▸ **WHAT IS NEEDED**
In the entries that follow, how many lines contain "name"? Answer with the number only.

▸ **DATA**

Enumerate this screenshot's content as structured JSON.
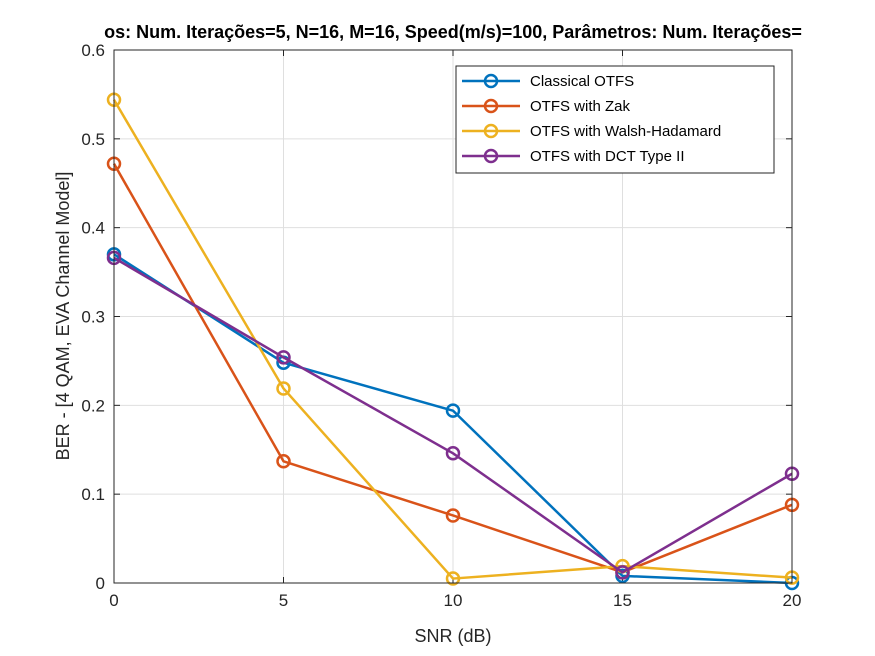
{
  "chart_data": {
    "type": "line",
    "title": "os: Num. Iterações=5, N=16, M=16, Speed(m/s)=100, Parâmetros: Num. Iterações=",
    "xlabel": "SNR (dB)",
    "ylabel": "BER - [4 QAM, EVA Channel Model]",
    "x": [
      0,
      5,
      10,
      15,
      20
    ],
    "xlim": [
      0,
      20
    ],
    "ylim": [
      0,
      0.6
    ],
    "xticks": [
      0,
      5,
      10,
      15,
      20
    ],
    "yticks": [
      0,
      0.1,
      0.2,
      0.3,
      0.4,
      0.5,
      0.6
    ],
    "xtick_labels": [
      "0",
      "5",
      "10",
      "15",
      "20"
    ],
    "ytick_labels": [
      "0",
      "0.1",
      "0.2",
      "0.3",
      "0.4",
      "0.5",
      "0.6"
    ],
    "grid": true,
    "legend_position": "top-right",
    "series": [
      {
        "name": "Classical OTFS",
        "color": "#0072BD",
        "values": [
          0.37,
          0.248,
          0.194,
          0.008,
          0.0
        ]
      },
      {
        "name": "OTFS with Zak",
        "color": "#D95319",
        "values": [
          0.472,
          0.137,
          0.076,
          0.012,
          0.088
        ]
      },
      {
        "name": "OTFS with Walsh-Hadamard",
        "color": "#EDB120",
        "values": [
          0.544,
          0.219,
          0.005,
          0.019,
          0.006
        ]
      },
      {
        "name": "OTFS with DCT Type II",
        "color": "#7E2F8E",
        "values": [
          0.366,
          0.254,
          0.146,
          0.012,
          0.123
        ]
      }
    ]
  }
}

▸ **SOLUTION**
4